**Aim of the task:** Please give the listing again in its entirety, exactly as written.

* start Given records *

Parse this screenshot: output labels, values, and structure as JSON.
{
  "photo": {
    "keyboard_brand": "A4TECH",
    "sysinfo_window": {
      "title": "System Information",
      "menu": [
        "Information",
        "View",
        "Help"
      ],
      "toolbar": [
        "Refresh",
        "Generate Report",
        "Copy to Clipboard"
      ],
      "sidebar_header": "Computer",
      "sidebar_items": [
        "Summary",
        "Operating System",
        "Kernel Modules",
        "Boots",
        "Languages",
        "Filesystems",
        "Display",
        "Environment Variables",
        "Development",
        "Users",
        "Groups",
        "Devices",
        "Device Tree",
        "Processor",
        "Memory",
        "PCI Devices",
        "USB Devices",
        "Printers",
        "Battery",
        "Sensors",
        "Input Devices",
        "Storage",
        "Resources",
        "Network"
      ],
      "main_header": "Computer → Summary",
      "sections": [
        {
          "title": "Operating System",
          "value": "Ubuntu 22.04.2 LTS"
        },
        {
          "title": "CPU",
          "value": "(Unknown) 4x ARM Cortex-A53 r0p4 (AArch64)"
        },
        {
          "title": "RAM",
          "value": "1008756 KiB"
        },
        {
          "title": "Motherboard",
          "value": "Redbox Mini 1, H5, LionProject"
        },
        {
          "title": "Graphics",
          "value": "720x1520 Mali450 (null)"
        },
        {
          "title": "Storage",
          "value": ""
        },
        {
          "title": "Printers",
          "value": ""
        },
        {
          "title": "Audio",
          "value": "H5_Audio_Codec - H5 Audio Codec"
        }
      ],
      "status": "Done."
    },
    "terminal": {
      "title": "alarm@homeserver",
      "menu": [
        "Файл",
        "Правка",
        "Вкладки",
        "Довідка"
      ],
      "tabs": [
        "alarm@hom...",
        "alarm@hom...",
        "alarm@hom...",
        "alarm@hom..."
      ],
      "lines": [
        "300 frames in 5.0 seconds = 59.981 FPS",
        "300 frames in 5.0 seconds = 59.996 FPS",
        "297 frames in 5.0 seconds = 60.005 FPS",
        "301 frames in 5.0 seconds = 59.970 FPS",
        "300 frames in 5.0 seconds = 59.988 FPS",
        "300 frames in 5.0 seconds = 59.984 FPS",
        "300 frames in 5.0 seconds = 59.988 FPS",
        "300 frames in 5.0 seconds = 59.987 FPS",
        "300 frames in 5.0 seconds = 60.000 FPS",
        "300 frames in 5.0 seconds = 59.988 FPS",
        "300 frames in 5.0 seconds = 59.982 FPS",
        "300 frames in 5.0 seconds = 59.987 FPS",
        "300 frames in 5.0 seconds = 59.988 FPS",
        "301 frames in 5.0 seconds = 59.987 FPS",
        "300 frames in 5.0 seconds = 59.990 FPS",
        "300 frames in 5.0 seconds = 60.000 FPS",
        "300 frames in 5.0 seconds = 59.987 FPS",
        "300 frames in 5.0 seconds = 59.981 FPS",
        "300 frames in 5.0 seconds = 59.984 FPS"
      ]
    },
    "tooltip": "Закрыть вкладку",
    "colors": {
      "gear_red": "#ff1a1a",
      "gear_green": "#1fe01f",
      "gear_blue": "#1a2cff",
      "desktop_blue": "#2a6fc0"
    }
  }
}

* end Given records *

**Result below:**
Parse this screenshot: output labels, values, and structure as JSON.
{
  "photo": {
    "keyboard_brand": "A4TECH",
    "sysinfo_window": {
      "title": "System Information",
      "menu": [
        "Information",
        "View",
        "Help"
      ],
      "toolbar": [
        "Refresh",
        "Generate Report",
        "Copy to Clipboard"
      ],
      "sidebar_header": "Computer",
      "sidebar_items": [
        "Summary",
        "Operating System",
        "Kernel Modules",
        "Boots",
        "Languages",
        "Filesystems",
        "Display",
        "Environment Variables",
        "Development",
        "Users",
        "Groups",
        "Devices",
        "Device Tree",
        "Processor",
        "Memory",
        "PCI Devices",
        "USB Devices",
        "Printers",
        "Battery",
        "Sensors",
        "Input Devices",
        "Storage",
        "Resources",
        "Network"
      ],
      "main_header": "Computer → Summary",
      "sections": [
        {
          "title": "Operating System",
          "value": "Ubuntu 22.04.2 LTS"
        },
        {
          "title": "CPU",
          "value": "(Unknown) 4x ARM Cortex-A53 r0p4 (AArch64)"
        },
        {
          "title": "RAM",
          "value": "1008756 KiB"
        },
        {
          "title": "Motherboard",
          "value": "Redbox Mini 1, H5, LionProject"
        },
        {
          "title": "Graphics",
          "value": "720x1520 Mali450 (null)"
        },
        {
          "title": "Storage",
          "value": ""
        },
        {
          "title": "Printers",
          "value": ""
        },
        {
          "title": "Audio",
          "value": "H5_Audio_Codec - H5 Audio Codec"
        }
      ],
      "status": "Done."
    },
    "terminal": {
      "title": "alarm@homeserver",
      "menu": [
        "Файл",
        "Правка",
        "Вкладки",
        "Довідка"
      ],
      "tabs": [
        "alarm@hom...",
        "alarm@hom...",
        "alarm@hom...",
        "alarm@hom..."
      ],
      "lines": [
        "300 frames in 5.0 seconds = 59.981 FPS",
        "300 frames in 5.0 seconds = 59.996 FPS",
        "297 frames in 5.0 seconds = 60.005 FPS",
        "301 frames in 5.0 seconds = 59.970 FPS",
        "300 frames in 5.0 seconds = 59.988 FPS",
        "300 frames in 5.0 seconds = 59.984 FPS",
        "300 frames in 5.0 seconds = 59.988 FPS",
        "300 frames in 5.0 seconds = 59.987 FPS",
        "300 frames in 5.0 seconds = 60.000 FPS",
        "300 frames in 5.0 seconds = 59.988 FPS",
        "300 frames in 5.0 seconds = 59.982 FPS",
        "300 frames in 5.0 seconds = 59.987 FPS",
        "300 frames in 5.0 seconds = 59.988 FPS",
        "301 frames in 5.0 seconds = 59.987 FPS",
        "300 frames in 5.0 seconds = 59.990 FPS",
        "300 frames in 5.0 seconds = 60.000 FPS",
        "300 frames in 5.0 seconds = 59.987 FPS",
        "300 frames in 5.0 seconds = 59.981 FPS",
        "300 frames in 5.0 seconds = 59.984 FPS"
      ]
    },
    "tooltip": "Закрыть вкладку",
    "colors": {
      "gear_red": "#ff1a1a",
      "gear_green": "#1fe01f",
      "gear_blue": "#1a2cff",
      "desktop_blue": "#2a6fc0"
    }
  }
}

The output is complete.